* Begin Excerpted records *
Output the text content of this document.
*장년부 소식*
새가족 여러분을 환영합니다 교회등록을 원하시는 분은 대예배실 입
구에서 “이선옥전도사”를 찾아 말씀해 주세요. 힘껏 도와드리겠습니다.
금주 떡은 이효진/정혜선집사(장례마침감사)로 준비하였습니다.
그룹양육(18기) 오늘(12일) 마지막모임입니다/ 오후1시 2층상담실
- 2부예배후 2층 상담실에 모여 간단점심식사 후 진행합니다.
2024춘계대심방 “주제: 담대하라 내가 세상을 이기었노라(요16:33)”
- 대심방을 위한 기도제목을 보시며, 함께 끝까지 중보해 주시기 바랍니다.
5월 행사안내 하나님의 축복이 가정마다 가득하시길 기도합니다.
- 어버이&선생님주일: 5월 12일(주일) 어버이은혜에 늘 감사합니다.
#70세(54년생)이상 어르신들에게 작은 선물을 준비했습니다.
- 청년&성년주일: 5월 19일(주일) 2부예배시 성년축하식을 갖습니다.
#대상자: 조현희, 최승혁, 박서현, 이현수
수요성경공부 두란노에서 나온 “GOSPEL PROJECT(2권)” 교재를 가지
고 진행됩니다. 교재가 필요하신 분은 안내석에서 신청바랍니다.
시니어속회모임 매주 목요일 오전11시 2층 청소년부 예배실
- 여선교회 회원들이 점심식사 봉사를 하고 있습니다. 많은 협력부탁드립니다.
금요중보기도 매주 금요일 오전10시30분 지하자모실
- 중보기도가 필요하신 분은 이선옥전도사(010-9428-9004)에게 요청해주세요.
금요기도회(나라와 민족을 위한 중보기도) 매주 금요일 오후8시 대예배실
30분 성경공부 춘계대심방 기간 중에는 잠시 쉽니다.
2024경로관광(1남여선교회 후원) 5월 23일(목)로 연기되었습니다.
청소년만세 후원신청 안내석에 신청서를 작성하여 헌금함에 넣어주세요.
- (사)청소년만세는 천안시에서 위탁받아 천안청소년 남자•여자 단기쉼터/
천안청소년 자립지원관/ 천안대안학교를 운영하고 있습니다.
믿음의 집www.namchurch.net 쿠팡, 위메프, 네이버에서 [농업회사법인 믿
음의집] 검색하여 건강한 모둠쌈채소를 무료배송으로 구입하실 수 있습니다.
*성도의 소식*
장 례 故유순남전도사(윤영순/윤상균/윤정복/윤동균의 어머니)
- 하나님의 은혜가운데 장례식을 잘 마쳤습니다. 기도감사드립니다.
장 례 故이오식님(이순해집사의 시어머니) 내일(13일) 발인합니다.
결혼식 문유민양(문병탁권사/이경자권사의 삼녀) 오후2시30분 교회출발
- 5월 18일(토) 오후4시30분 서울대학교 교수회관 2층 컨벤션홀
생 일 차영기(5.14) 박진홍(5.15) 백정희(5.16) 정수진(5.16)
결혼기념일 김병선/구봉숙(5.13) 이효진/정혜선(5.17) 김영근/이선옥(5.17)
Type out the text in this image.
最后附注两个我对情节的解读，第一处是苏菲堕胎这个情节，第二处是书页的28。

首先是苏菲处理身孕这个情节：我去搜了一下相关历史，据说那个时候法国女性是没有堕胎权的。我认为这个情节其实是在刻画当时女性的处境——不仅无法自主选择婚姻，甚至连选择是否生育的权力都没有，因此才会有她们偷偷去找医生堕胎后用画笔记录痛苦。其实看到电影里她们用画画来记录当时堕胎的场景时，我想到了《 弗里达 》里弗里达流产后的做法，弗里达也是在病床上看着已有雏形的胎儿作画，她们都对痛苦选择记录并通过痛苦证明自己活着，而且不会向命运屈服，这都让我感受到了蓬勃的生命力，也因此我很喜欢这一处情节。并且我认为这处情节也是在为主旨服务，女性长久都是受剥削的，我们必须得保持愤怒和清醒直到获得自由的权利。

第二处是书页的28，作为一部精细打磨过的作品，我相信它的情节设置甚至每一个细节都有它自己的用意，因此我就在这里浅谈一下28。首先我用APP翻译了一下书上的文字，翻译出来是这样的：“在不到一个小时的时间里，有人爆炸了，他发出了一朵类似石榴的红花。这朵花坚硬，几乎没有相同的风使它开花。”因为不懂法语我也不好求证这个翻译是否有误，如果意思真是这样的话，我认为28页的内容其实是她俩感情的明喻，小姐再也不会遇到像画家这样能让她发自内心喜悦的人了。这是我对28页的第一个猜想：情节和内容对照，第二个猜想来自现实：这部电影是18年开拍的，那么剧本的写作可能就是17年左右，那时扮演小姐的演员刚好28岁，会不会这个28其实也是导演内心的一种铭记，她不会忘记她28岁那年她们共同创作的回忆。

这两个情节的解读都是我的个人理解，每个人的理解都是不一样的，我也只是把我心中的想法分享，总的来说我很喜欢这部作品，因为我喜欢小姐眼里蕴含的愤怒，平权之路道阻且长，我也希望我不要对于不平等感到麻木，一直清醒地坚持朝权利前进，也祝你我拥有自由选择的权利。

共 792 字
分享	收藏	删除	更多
* End Excerpted records *
◆ Problem description ◆
Extract all lines containing the word "text".

◆ Completed exercise ◆
Output the text content of this document.
Type out the text in this image.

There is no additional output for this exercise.